# START OF Data to use

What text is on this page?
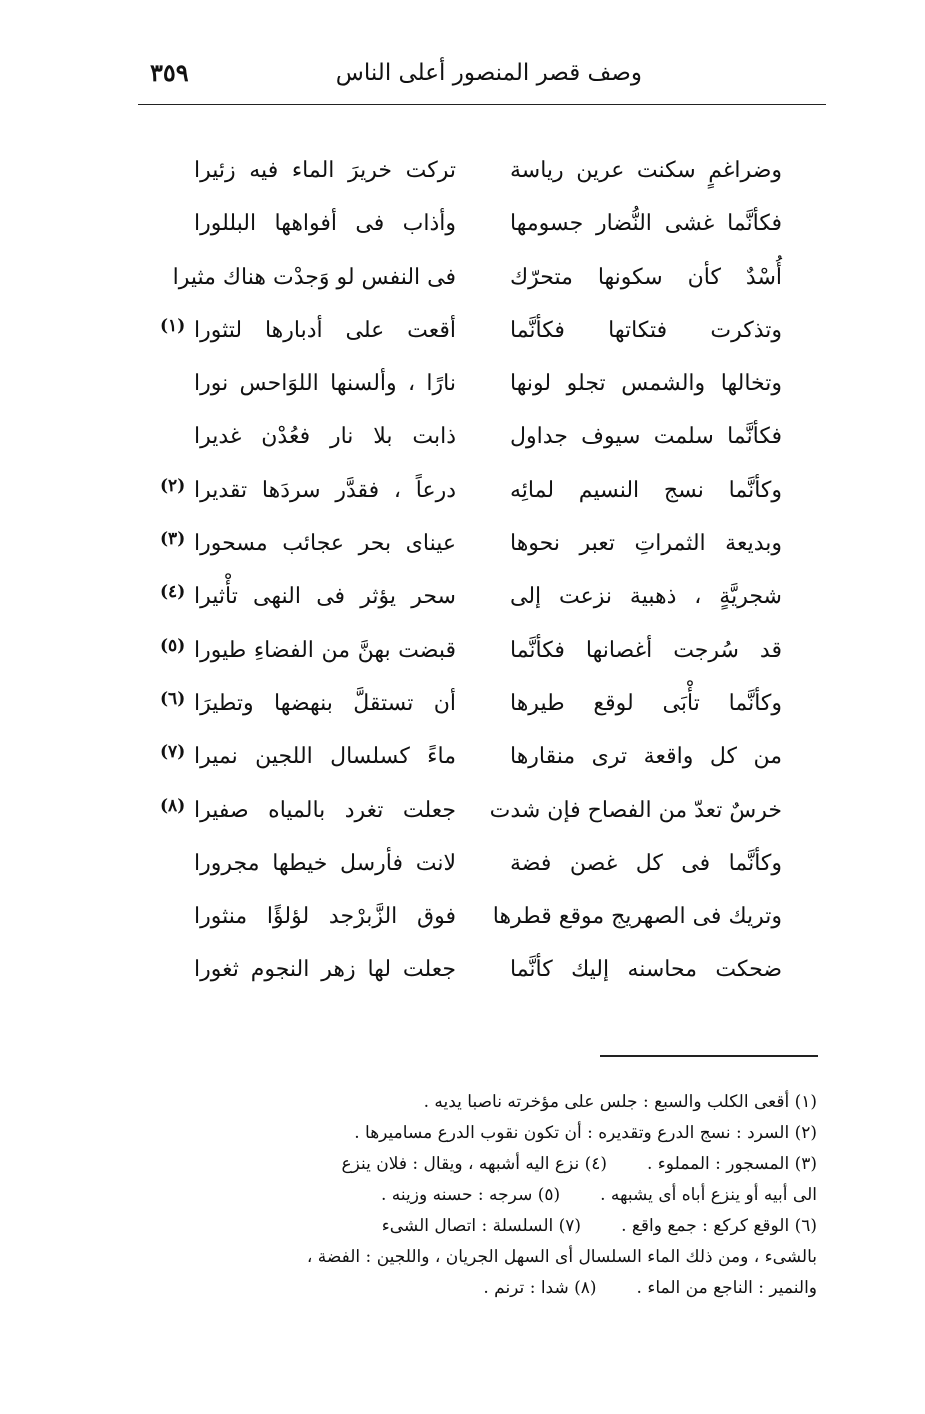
وصف قصر المنصور أعلى الناس
٣٥٩
وضراغمٍ سكنت عرين رياسة
تركت خريرَ الماء فيه زئيرا
فكأنَّما غشى النُّضار جسومها
وأذاب فى أفواهها البللورا
أُسْدٌ كأن سكونها متحرّك
فى النفس لو وَجدْت هناك مثيرا
وتذكرت فتكاتها فكأنَّما
أقعت على أدبارها لتثورا
(١)
وتخالها والشمس تجلو لونها
نارًا ، وألسنها اللوَاحس نورا
فكأنَّما سلمت سيوف جداول
ذابت بلا نار فعُدْن غديرا
وكأنَّما نسج النسيم لمائِه
درعاً ، فقدَّر سردَها تقديرا
(٢)
وبديعة الثمراتِ تعبر نحوها
عيناى بحر عجائب مسحورا
(٣)
شجريَّةٍ ، ذهبية نزعت إلى
سحر يؤثر فى النهى تأْثيرا
(٤)
قد سُرجت أغصانها فكأنَّما
قبضت بهنَّ من الفضاءِ طيورا
(٥)
وكأنَّما تأْبَى لوقع طيرها
أن تستقلَّ بنهضها وتطيرَا
(٦)
من كل واقعة ترى منقارها
ماءً كسلسال اللجين نميرا
(٧)
خرسٌ تعدّ من الفصاح فإن شدت
جعلت تغرد بالمياه صفيرا
(٨)
وكأنَّما فى كل غصن فضة
لانت فأرسل خيطها مجرورا
وتريك فى الصهريج موقع قطرها
فوق الزَّبرْجد لؤلؤًا منثورا
ضحكت محاسنه إليك كأنَّما
جعلت لها زهر النجوم ثغورا
(١) أقعى الكلب والسبع : جلس على مؤخرته ناصبا يديه .
(٢) السرد : نسج الدرع وتقديره : أن تكون نقوب الدرع مساميرها .
(٣) المسجور : المملوء .(٤) نزع اليه أشبهه ، ويقال : فلان ينزع
الى أبيه أو ينزع أباه أى يشبهه .(٥) سرجه : حسنه وزينه .
(٦) الوقع كركع : جمع واقع .(٧) السلسلة : اتصال الشىء
بالشىء ، ومن ذلك الماء السلسال أى السهل الجريان ، واللجين : الفضة ،
والنمير : الناجع من الماء .(٨) شدا : ترنم .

# END OF Data to use

▶ _Work to be completed_
Find the lines containing "ينزع" and list every one of them.

▶ _Answer for this exercise_
(٣) المسجور : المملوء .(٤) نزع اليه أشبهه ، ويقال : فلان ينزع
الى أبيه أو ينزع أباه أى يشبهه .(٥) سرجه : حسنه وزينه .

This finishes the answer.